# OBJECTIVE:
In the listing below, pick out lines with "page".

# Collected data:
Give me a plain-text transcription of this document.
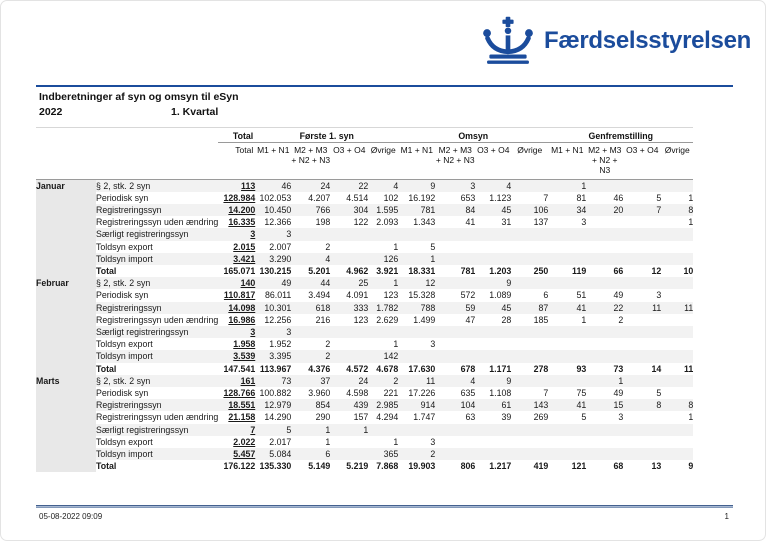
Færdselsstyrelsen
Indberetninger af syn og omsyn til eSyn
2022	1. Kvartal
		Total	Første 1. syn				Omsyn				Genfremstilling			
		Total	M1 + N1	M2 + M3 + N2 + N3	O3 + O4	Øvrige	M1 + N1	M2 + M3 + N2 + N3	O3 + O4	Øvrige	M1 + N1	M2 + M3 + N2 + N3	O3 + O4	Øvrige
Januar	§ 2, stk. 2 syn	113	46	24	22	4	9	3	4		1			
	Periodisk syn	128.984	102.053	4.207	4.514	102	16.192	653	1.123	7	81	46	5	1
	Registreringssyn	14.200	10.450	766	304	1.595	781	84	45	106	34	20	7	8
	Registreringssyn uden ændring	16.335	12.366	198	122	2.093	1.343	41	31	137	3			1
	Særligt registreringssyn	3	3											
	Toldsyn export	2.015	2.007	2		1	5							
	Toldsyn import	3.421	3.290	4		126	1							
	Total	165.071	130.215	5.201	4.962	3.921	18.331	781	1.203	250	119	66	12	10
Februar	§ 2, stk. 2 syn	140	49	44	25	1	12		9					
	Periodisk syn	110.817	86.011	3.494	4.091	123	15.328	572	1.089	6	51	49	3	
	Registreringssyn	14.098	10.301	618	333	1.782	788	59	45	87	41	22	11	11
	Registreringssyn uden ændring	16.986	12.256	216	123	2.629	1.499	47	28	185	1	2		
	Særligt registreringssyn	3	3											
	Toldsyn export	1.958	1.952	2		1	3							
	Toldsyn import	3.539	3.395	2		142								
	Total	147.541	113.967	4.376	4.572	4.678	17.630	678	1.171	278	93	73	14	11
Marts	§ 2, stk. 2 syn	161	73	37	24	2	11	4	9			1		
	Periodisk syn	128.766	100.882	3.960	4.598	221	17.226	635	1.108	7	75	49	5	
	Registreringssyn	18.551	12.979	854	439	2.985	914	104	61	143	41	15	8	8
	Registreringssyn uden ændring	21.158	14.290	290	157	4.294	1.747	63	39	269	5	3		1
	Særligt registreringssyn	7	5	1	1									
	Toldsyn export	2.022	2.017	1		1	3							
	Toldsyn import	5.457	5.084	6		365	2							
	Total	176.122	135.330	5.149	5.219	7.868	19.903	806	1.217	419	121	68	13	9
05-08-2022 09:09	1
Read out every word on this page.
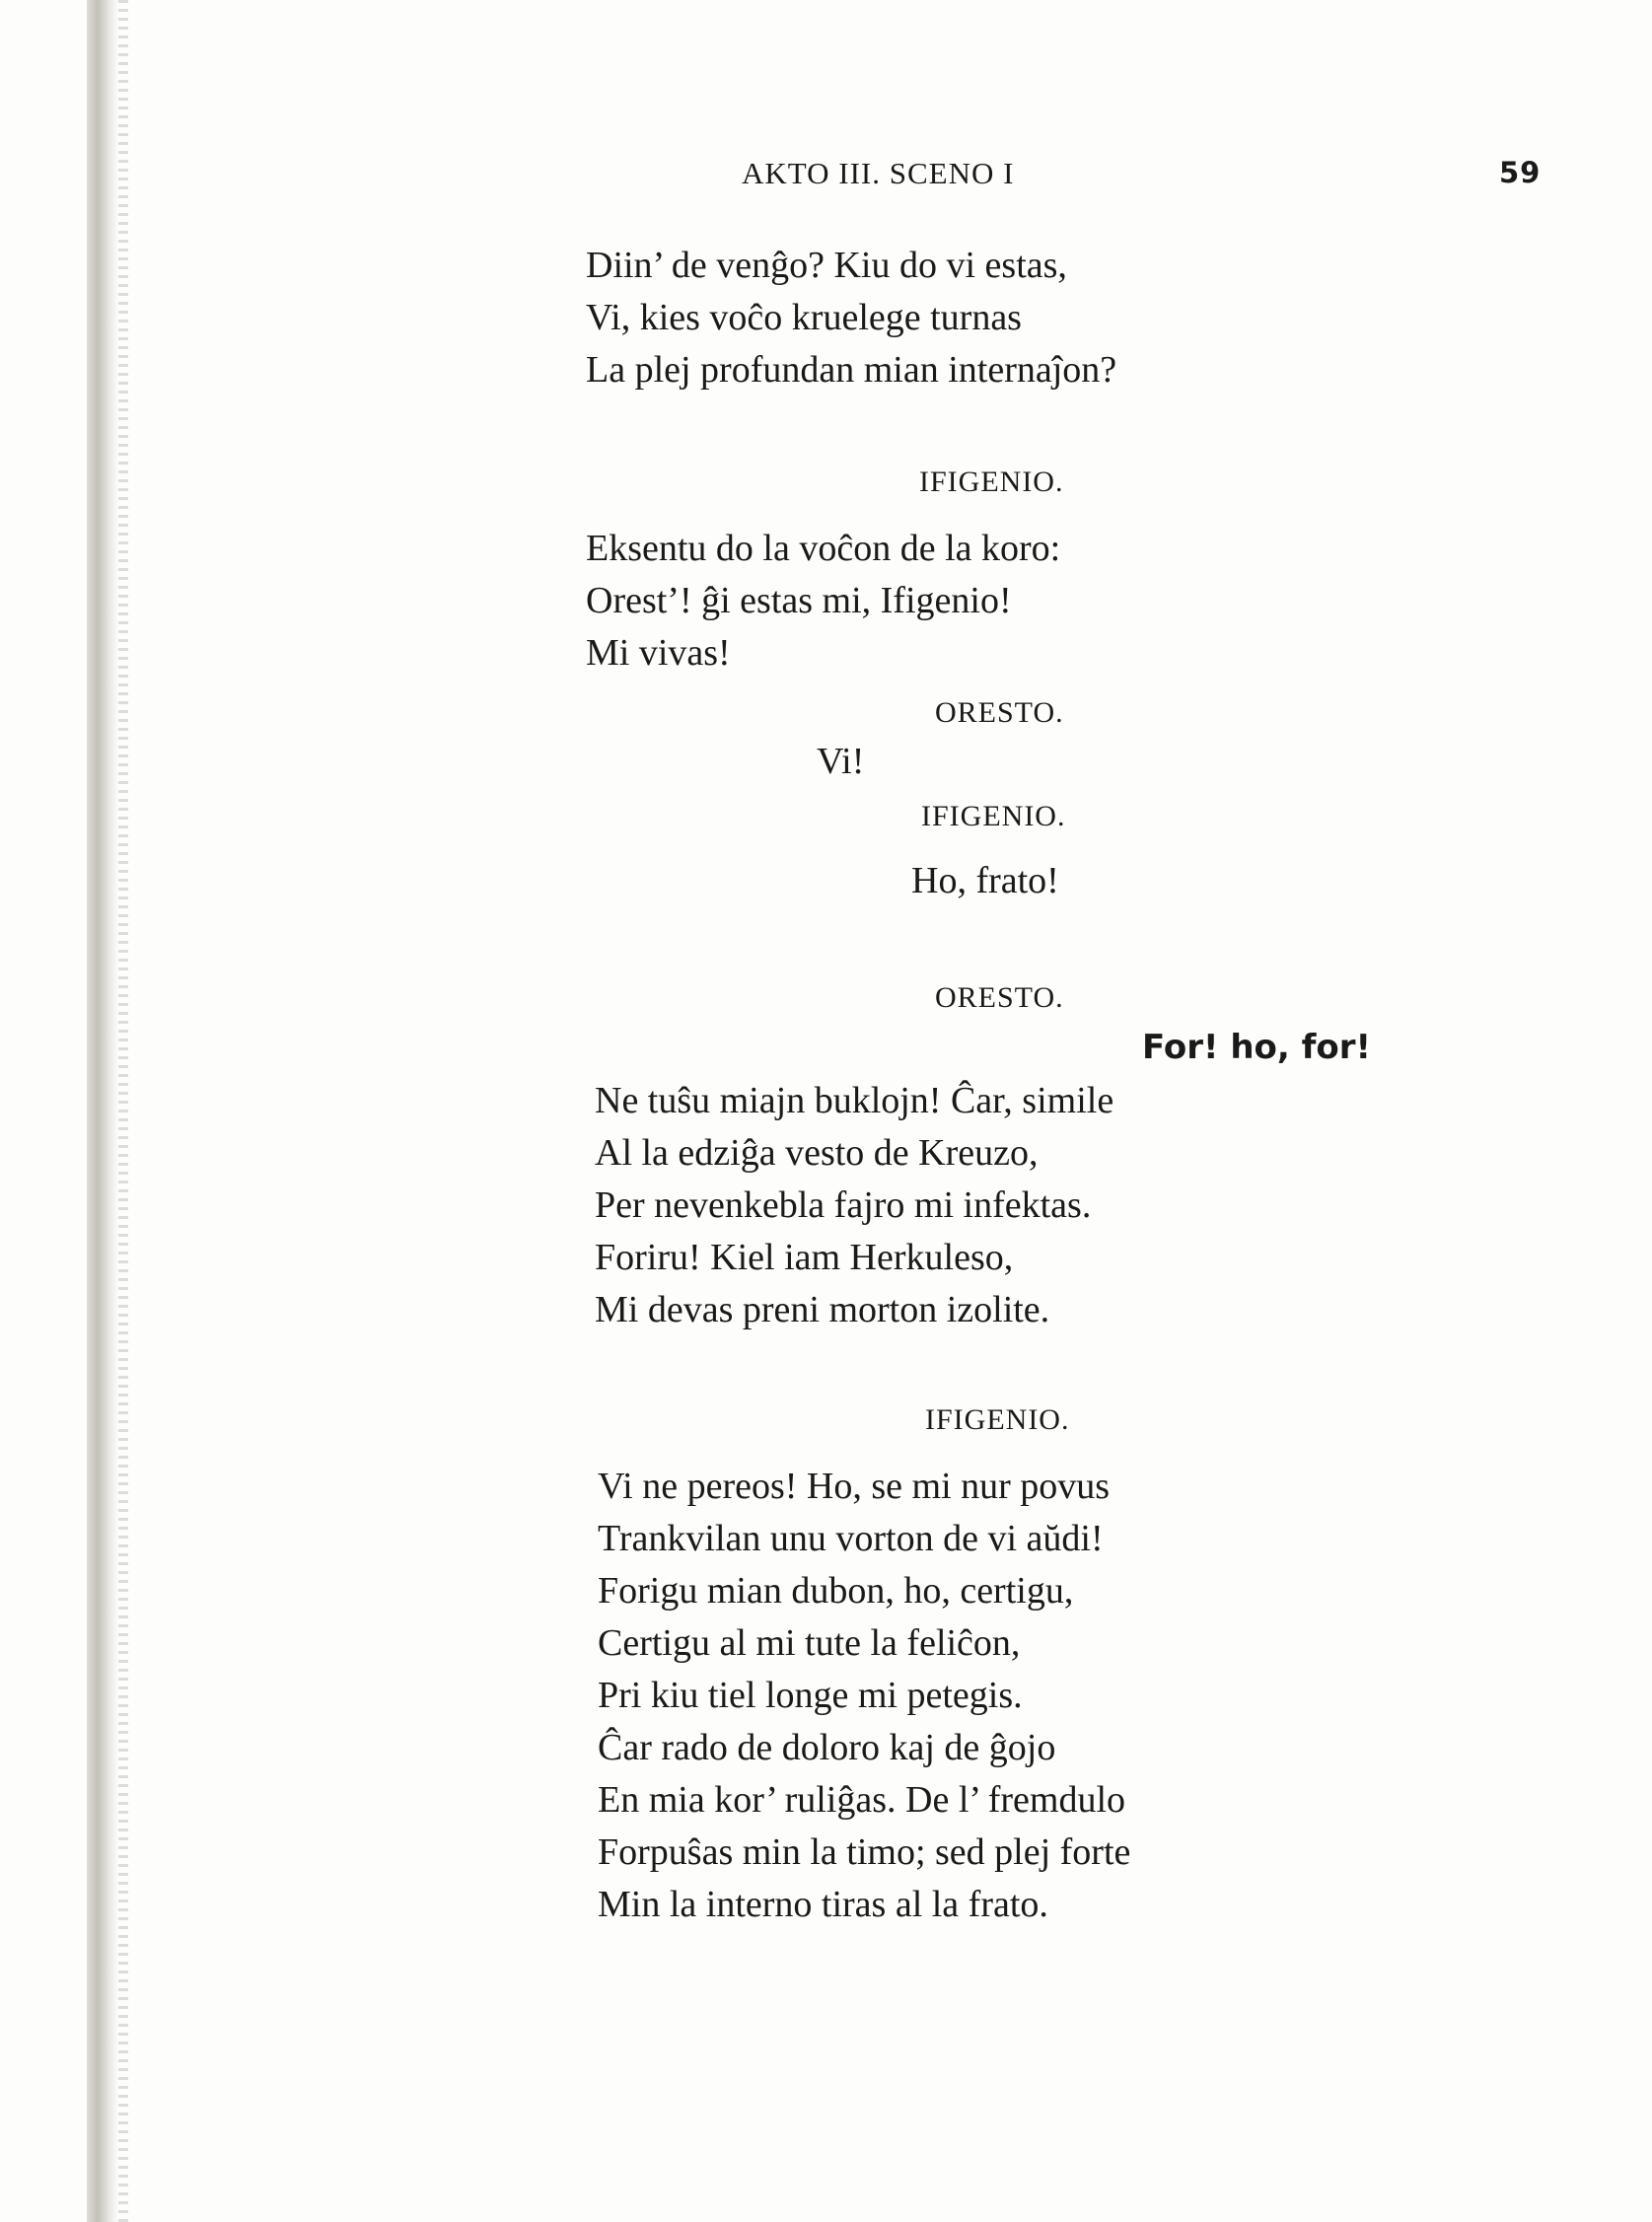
AKTO III. SCENO I	59
Diin’ de venĝo? Kiu do vi estas,
Vi, kies voĉo kruelege turnas
La plej profundan mian internaĵon?
IFIGENIO.
Eksentu do la voĉon de la koro:
Orest’! ĝi estas mi, Ifigenio!
Mi vivas!
ORESTO.
Vi!
IFIGENIO.
Ho, frato!
ORESTO.
For! ho, for!
Ne tuŝu miajn buklojn! Ĉar, simile
Al la edziĝa vesto de Kreuzo,
Per nevenkebla fajro mi infektas.
Foriru! Kiel iam Herkuleso,
Mi devas preni morton izolite.
IFIGENIO.
Vi ne pereos! Ho, se mi nur povus
Trankvilan unu vorton de vi aŭdi!
Forigu mian dubon, ho, certigu,
Certigu al mi tute la feliĉon,
Pri kiu tiel longe mi petegis.
Ĉar rado de doloro kaj de ĝojo
En mia kor’ ruliĝas. De l’ fremdulo
Forpuŝas min la timo; sed plej forte
Min la interno tiras al la frato.
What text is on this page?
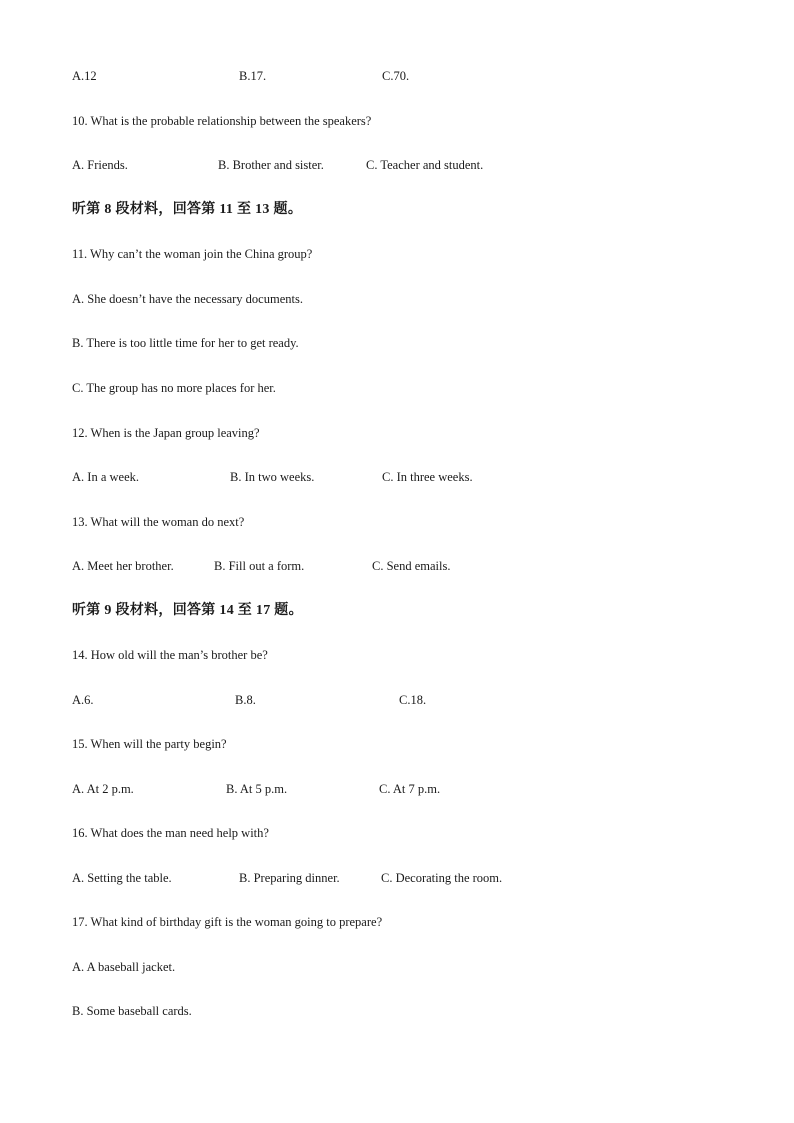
A.12	B.17.	C.70.
10. What is the probable relationship between the speakers?
A. Friends.	B. Brother and sister.	C. Teacher and student.
听第 8 段材料，回答第 11 至 13 题。
11. Why can’t the woman join the China group?
A. She doesn’t have the necessary documents.
B. There is too little time for her to get ready.
C. The group has no more places for her.
12. When is the Japan group leaving?
A. In a week.	B. In two weeks.	C. In three weeks.
13. What will the woman do next?
A. Meet her brother.	B. Fill out a form.	C. Send emails.
听第 9 段材料，回答第 14 至 17 题。
14. How old will the man’s brother be?
A.6.	B.8.	C.18.
15. When will the party begin?
A. At 2 p.m.	B. At 5 p.m.	C. At 7 p.m.
16. What does the man need help with?
A. Setting the table.	B. Preparing dinner.	C. Decorating the room.
17. What kind of birthday gift is the woman going to prepare?
A. A baseball jacket.
B. Some baseball cards.
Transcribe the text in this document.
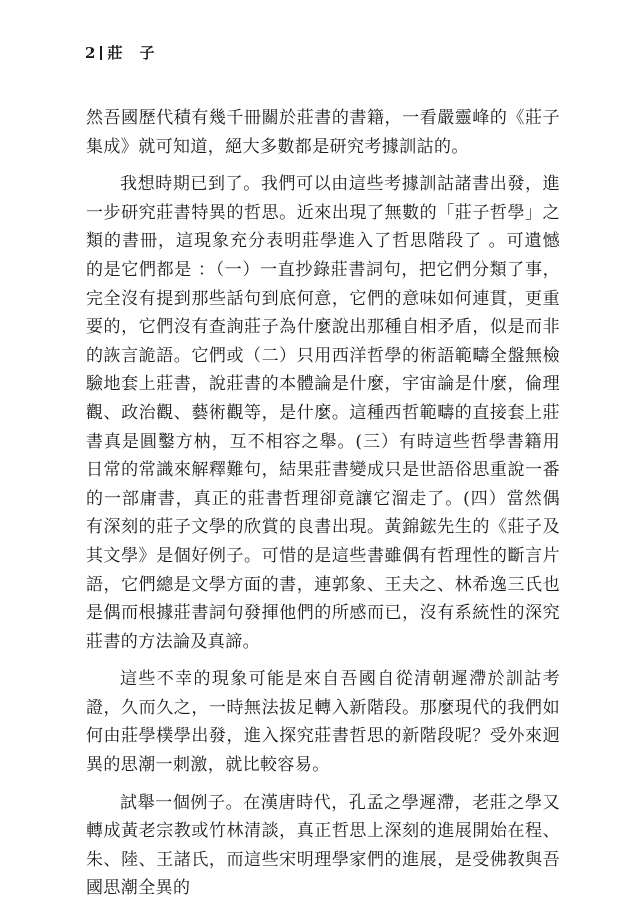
2 莊　子

然吾國歷代積有幾千冊關於莊書的書籍，一看嚴靈峰的《莊子集成》就可知道，絕大多數都是研究考據訓詁的。

我想時期已到了。我們可以由這些考據訓詁諸書出發，進一步研究莊書特異的哲思。近來出現了無數的「莊子哲學」之類的書冊，這現象充分表明莊學進入了哲思階段了 。可遺憾的是它們都是 ：（一）一直抄錄莊書詞句，把它們分類了事，完全沒有提到那些話句到底何意，它們的意味如何連貫，更重要的，它們沒有查詢莊子為什麼說出那種自相矛盾，似是而非的詼言詭語。它們或（二）只用西洋哲學的術語範疇全盤無檢驗地套上莊書，說莊書的本體論是什麼，宇宙論是什麼，倫理觀、政治觀、藝術觀等，是什麼。這種西哲範疇的直接套上莊書真是圓鑿方枘，互不相容之舉。(三）有時這些哲學書籍用日常的常識來解釋難句，結果莊書變成只是世語俗思重說一番的一部庸書，真正的莊書哲理卻竟讓它溜走了。(四）當然偶有深刻的莊子文學的欣賞的良書出現。黃錦鋐先生的《莊子及其文學》是個好例子。可惜的是這些書雖偶有哲理性的斷言片語，它們總是文學方面的書，連郭象、王夫之、林希逸三氏也是偶而根據莊書詞句發揮他們的所感而已，沒有系統性的深究莊書的方法論及真諦。

這些不幸的現象可能是來自吾國自從清朝遲滯於訓詁考證，久而久之，一時無法拔足轉入新階段。那麼現代的我們如何由莊學樸學出發，進入探究莊書哲思的新階段呢？受外來迥異的思潮一刺激，就比較容易。

試舉一個例子。在漢唐時代，孔孟之學遲滯，老莊之學又轉成黃老宗教或竹林清談，真正哲思上深刻的進展開始在程、朱、陸、王諸氏，而這些宋明理學家們的進展，是受佛教與吾國思潮全異的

# EXERCISE RESPONSE:
Read out every word on this page.
What text is on this page?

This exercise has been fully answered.